◆ SOURCE MATERIAL:
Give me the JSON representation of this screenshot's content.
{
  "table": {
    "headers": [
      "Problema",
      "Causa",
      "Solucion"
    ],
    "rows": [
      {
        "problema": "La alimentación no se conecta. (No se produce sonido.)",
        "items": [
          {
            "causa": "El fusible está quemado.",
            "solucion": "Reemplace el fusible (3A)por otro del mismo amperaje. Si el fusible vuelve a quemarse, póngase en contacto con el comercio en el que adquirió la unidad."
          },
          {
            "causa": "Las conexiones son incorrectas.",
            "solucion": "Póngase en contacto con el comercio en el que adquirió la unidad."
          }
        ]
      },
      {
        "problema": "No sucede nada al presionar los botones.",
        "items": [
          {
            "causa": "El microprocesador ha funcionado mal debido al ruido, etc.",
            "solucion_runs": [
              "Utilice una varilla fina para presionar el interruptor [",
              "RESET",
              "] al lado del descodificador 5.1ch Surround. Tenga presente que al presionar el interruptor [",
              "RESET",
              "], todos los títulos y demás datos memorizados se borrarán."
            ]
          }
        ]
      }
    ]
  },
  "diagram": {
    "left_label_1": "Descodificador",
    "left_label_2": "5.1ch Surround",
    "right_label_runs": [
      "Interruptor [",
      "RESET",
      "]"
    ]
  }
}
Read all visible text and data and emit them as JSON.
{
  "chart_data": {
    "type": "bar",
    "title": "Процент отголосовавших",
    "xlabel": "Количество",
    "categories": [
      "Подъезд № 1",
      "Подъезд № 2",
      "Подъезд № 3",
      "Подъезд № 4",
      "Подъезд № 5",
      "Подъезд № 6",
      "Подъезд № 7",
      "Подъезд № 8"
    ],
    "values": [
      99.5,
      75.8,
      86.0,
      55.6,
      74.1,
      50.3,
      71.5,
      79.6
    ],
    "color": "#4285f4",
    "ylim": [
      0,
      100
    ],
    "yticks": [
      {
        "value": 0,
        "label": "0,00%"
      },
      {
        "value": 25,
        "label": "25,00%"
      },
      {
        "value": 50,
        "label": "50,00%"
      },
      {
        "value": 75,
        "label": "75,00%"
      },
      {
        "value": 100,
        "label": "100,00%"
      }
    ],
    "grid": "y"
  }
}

◆ EXERCISE INSTRUCTIONS: Working from the entries above, return all lines that contain "comercio".

◆ THE ANSWER:
            "solucion": "Reemplace el fusible (3A)por otro del mismo amperaje. Si el fusible vuelve a quemarse, póngase en contacto con el comercio en el que adquirió la unidad."
            "solucion": "Póngase en contacto con el comercio en el que adquirió la unidad."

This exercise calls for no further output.